Supplied records |
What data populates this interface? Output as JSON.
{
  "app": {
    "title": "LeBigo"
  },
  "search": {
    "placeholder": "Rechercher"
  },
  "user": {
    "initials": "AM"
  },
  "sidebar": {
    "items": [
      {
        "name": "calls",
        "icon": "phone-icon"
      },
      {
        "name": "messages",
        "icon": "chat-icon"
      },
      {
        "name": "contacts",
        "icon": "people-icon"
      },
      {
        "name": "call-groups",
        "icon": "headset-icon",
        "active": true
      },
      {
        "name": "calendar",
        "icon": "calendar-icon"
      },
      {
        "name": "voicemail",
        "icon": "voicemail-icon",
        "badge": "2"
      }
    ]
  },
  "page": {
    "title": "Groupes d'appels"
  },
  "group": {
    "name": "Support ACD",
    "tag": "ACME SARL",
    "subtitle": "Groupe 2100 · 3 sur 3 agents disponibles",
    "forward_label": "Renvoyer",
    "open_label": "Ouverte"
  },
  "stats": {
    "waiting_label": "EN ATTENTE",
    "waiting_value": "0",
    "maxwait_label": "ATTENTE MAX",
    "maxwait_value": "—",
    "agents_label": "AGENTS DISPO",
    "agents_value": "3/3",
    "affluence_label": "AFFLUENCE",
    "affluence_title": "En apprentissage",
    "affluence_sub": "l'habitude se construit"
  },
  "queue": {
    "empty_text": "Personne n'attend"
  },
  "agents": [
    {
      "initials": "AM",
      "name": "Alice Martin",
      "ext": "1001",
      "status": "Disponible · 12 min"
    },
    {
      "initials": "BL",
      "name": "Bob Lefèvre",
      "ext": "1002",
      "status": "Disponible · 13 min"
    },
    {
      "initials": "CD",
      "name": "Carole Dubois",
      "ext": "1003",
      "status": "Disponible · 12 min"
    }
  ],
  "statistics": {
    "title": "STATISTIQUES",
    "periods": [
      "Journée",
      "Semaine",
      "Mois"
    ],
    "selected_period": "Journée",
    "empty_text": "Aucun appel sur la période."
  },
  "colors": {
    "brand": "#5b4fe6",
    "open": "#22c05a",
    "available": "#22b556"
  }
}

Exercise instructions | Print the listing above in full, exactly as it is.

Complete answer |
What data populates this interface? Output as JSON.
{
  "app": {
    "title": "LeBigo"
  },
  "search": {
    "placeholder": "Rechercher"
  },
  "user": {
    "initials": "AM"
  },
  "sidebar": {
    "items": [
      {
        "name": "calls",
        "icon": "phone-icon"
      },
      {
        "name": "messages",
        "icon": "chat-icon"
      },
      {
        "name": "contacts",
        "icon": "people-icon"
      },
      {
        "name": "call-groups",
        "icon": "headset-icon",
        "active": true
      },
      {
        "name": "calendar",
        "icon": "calendar-icon"
      },
      {
        "name": "voicemail",
        "icon": "voicemail-icon",
        "badge": "2"
      }
    ]
  },
  "page": {
    "title": "Groupes d'appels"
  },
  "group": {
    "name": "Support ACD",
    "tag": "ACME SARL",
    "subtitle": "Groupe 2100 · 3 sur 3 agents disponibles",
    "forward_label": "Renvoyer",
    "open_label": "Ouverte"
  },
  "stats": {
    "waiting_label": "EN ATTENTE",
    "waiting_value": "0",
    "maxwait_label": "ATTENTE MAX",
    "maxwait_value": "—",
    "agents_label": "AGENTS DISPO",
    "agents_value": "3/3",
    "affluence_label": "AFFLUENCE",
    "affluence_title": "En apprentissage",
    "affluence_sub": "l'habitude se construit"
  },
  "queue": {
    "empty_text": "Personne n'attend"
  },
  "agents": [
    {
      "initials": "AM",
      "name": "Alice Martin",
      "ext": "1001",
      "status": "Disponible · 12 min"
    },
    {
      "initials": "BL",
      "name": "Bob Lefèvre",
      "ext": "1002",
      "status": "Disponible · 13 min"
    },
    {
      "initials": "CD",
      "name": "Carole Dubois",
      "ext": "1003",
      "status": "Disponible · 12 min"
    }
  ],
  "statistics": {
    "title": "STATISTIQUES",
    "periods": [
      "Journée",
      "Semaine",
      "Mois"
    ],
    "selected_period": "Journée",
    "empty_text": "Aucun appel sur la période."
  },
  "colors": {
    "brand": "#5b4fe6",
    "open": "#22c05a",
    "available": "#22b556"
  }
}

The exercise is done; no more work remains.